● **Directions**: Print the records below exactly as they appear.
## start
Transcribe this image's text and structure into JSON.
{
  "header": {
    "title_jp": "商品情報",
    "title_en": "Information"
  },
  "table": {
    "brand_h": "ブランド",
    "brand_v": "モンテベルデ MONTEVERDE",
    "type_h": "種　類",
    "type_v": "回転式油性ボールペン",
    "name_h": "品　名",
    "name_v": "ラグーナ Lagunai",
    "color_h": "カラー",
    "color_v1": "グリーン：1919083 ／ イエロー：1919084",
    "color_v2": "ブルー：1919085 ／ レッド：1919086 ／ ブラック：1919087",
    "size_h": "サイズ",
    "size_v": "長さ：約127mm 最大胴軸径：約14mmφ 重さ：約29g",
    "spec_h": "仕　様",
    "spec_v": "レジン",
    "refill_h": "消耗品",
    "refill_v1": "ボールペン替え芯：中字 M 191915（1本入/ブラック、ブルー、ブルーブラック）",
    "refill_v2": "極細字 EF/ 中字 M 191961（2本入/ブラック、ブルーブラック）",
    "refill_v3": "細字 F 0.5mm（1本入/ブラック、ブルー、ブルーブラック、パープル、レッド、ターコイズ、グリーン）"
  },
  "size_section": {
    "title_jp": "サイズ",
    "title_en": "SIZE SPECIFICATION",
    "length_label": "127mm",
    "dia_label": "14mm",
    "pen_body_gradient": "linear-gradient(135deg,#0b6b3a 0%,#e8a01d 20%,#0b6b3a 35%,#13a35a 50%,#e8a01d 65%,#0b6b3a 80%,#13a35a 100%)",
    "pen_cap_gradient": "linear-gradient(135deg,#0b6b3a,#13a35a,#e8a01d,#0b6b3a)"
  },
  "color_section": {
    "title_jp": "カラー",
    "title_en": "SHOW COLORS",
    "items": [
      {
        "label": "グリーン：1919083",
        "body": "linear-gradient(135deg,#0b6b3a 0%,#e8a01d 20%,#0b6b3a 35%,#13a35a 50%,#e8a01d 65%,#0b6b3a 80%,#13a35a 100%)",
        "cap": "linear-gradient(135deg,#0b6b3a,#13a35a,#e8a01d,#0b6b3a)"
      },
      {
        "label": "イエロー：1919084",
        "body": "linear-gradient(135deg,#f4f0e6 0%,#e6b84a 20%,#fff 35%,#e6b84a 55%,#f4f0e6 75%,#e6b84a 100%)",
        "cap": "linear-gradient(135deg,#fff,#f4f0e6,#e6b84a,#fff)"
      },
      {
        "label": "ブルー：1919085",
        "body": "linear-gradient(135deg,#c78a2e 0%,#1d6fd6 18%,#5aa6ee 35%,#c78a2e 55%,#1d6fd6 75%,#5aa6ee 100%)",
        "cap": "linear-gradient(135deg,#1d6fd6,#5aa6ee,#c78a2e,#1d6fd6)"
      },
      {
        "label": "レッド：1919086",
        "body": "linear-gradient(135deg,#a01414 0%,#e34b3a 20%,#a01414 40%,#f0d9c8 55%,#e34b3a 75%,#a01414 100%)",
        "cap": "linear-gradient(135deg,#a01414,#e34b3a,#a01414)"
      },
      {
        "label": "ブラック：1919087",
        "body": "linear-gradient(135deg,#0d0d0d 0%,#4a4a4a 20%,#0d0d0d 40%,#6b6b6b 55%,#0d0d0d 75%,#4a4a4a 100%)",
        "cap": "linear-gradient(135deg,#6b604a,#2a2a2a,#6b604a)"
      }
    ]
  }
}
## end
● **Answer to the task**:
Transcribe this image's text and structure into JSON.
{
  "header": {
    "title_jp": "商品情報",
    "title_en": "Information"
  },
  "table": {
    "brand_h": "ブランド",
    "brand_v": "モンテベルデ MONTEVERDE",
    "type_h": "種　類",
    "type_v": "回転式油性ボールペン",
    "name_h": "品　名",
    "name_v": "ラグーナ Lagunai",
    "color_h": "カラー",
    "color_v1": "グリーン：1919083 ／ イエロー：1919084",
    "color_v2": "ブルー：1919085 ／ レッド：1919086 ／ ブラック：1919087",
    "size_h": "サイズ",
    "size_v": "長さ：約127mm 最大胴軸径：約14mmφ 重さ：約29g",
    "spec_h": "仕　様",
    "spec_v": "レジン",
    "refill_h": "消耗品",
    "refill_v1": "ボールペン替え芯：中字 M 191915（1本入/ブラック、ブルー、ブルーブラック）",
    "refill_v2": "極細字 EF/ 中字 M 191961（2本入/ブラック、ブルーブラック）",
    "refill_v3": "細字 F 0.5mm（1本入/ブラック、ブルー、ブルーブラック、パープル、レッド、ターコイズ、グリーン）"
  },
  "size_section": {
    "title_jp": "サイズ",
    "title_en": "SIZE SPECIFICATION",
    "length_label": "127mm",
    "dia_label": "14mm",
    "pen_body_gradient": "linear-gradient(135deg,#0b6b3a 0%,#e8a01d 20%,#0b6b3a 35%,#13a35a 50%,#e8a01d 65%,#0b6b3a 80%,#13a35a 100%)",
    "pen_cap_gradient": "linear-gradient(135deg,#0b6b3a,#13a35a,#e8a01d,#0b6b3a)"
  },
  "color_section": {
    "title_jp": "カラー",
    "title_en": "SHOW COLORS",
    "items": [
      {
        "label": "グリーン：1919083",
        "body": "linear-gradient(135deg,#0b6b3a 0%,#e8a01d 20%,#0b6b3a 35%,#13a35a 50%,#e8a01d 65%,#0b6b3a 80%,#13a35a 100%)",
        "cap": "linear-gradient(135deg,#0b6b3a,#13a35a,#e8a01d,#0b6b3a)"
      },
      {
        "label": "イエロー：1919084",
        "body": "linear-gradient(135deg,#f4f0e6 0%,#e6b84a 20%,#fff 35%,#e6b84a 55%,#f4f0e6 75%,#e6b84a 100%)",
        "cap": "linear-gradient(135deg,#fff,#f4f0e6,#e6b84a,#fff)"
      },
      {
        "label": "ブルー：1919085",
        "body": "linear-gradient(135deg,#c78a2e 0%,#1d6fd6 18%,#5aa6ee 35%,#c78a2e 55%,#1d6fd6 75%,#5aa6ee 100%)",
        "cap": "linear-gradient(135deg,#1d6fd6,#5aa6ee,#c78a2e,#1d6fd6)"
      },
      {
        "label": "レッド：1919086",
        "body": "linear-gradient(135deg,#a01414 0%,#e34b3a 20%,#a01414 40%,#f0d9c8 55%,#e34b3a 75%,#a01414 100%)",
        "cap": "linear-gradient(135deg,#a01414,#e34b3a,#a01414)"
      },
      {
        "label": "ブラック：1919087",
        "body": "linear-gradient(135deg,#0d0d0d 0%,#4a4a4a 20%,#0d0d0d 40%,#6b6b6b 55%,#0d0d0d 75%,#4a4a4a 100%)",
        "cap": "linear-gradient(135deg,#6b604a,#2a2a2a,#6b604a)"
      }
    ]
  }
}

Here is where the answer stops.